**Short exercise:**
Transcribe all of the records word for word, but omit the pictures.

**Material for this exercise:**
--- --- ---

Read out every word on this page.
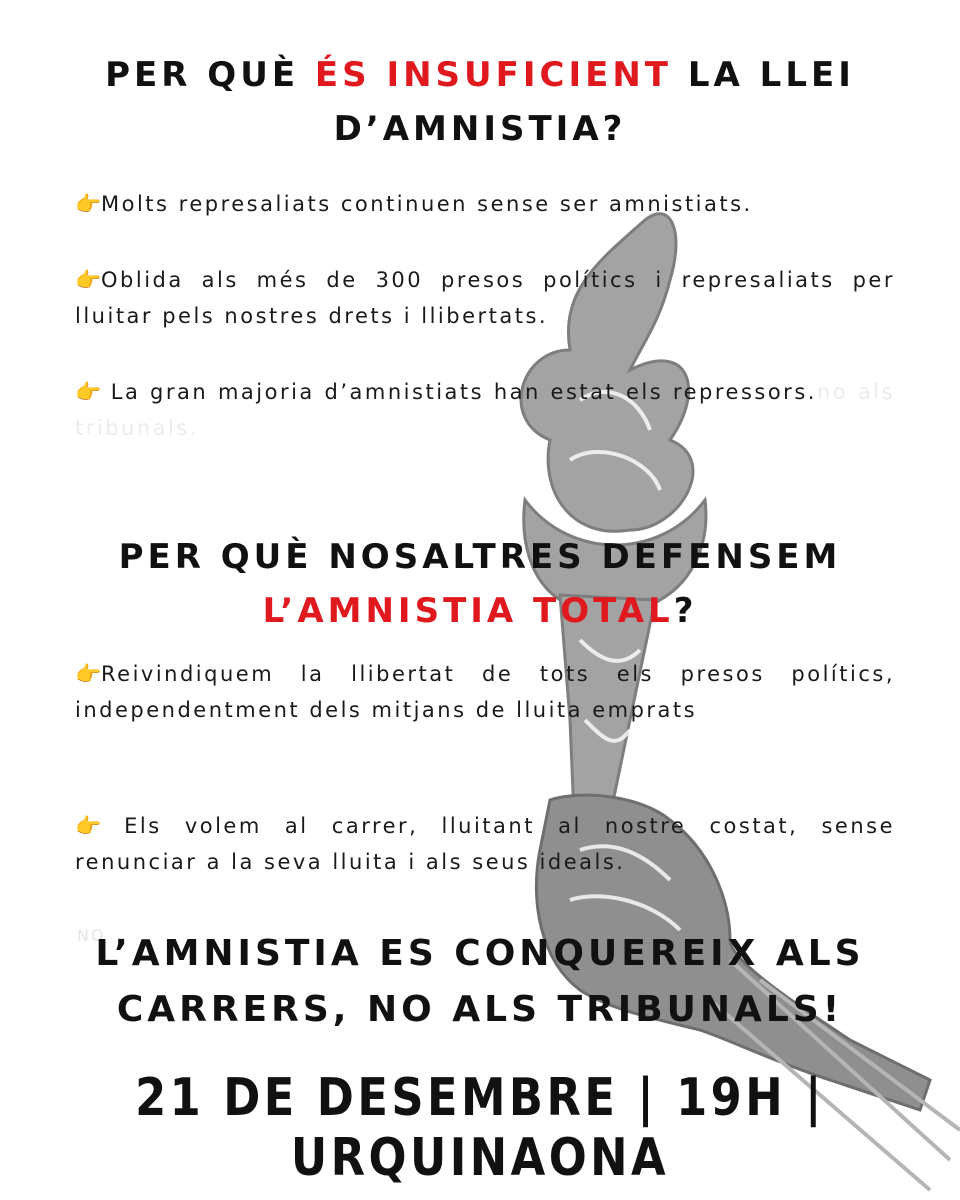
PER QUÈ ÉS INSUFICIENT LA LLEI
D’AMNISTIA?
👉Molts represaliats continuen sense ser amnistiats.
👉Oblida als més de 300 presos polítics i represaliats per lluitar pels nostres drets i llibertats.
👉 La gran majoria d’amnistiats han estat els repressors.no als tribunals.
PER QUÈ NOSALTRES DEFENSEM
L’AMNISTIA TOTAL?
👉Reivindiquem la llibertat de tots els presos polítics, independentment dels mitjans de lluita emprats
👉 Els volem al carrer, lluitant al nostre costat, sense renunciar a la seva lluita i als seus ideals.
NO
L’AMNISTIA ES CONQUEREIX ALS
CARRERS, NO ALS TRIBUNALS!
21 DE DESEMBRE | 19H | URQUINAONA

--- --- ---

**In response:**
Read out every word on this page.
PER QUÈ ÉS INSUFICIENT LA LLEI
D’AMNISTIA?
👉Molts represaliats continuen sense ser amnistiats.
👉Oblida als més de 300 presos polítics i represaliats per lluitar pels nostres drets i llibertats.
👉 La gran majoria d’amnistiats han estat els repressors.no als tribunals.
PER QUÈ NOSALTRES DEFENSEM
L’AMNISTIA TOTAL?
👉Reivindiquem la llibertat de tots els presos polítics, independentment dels mitjans de lluita emprats
👉 Els volem al carrer, lluitant al nostre costat, sense renunciar a la seva lluita i als seus ideals.
NO
L’AMNISTIA ES CONQUEREIX ALS
CARRERS, NO ALS TRIBUNALS!
21 DE DESEMBRE | 19H | URQUINAONA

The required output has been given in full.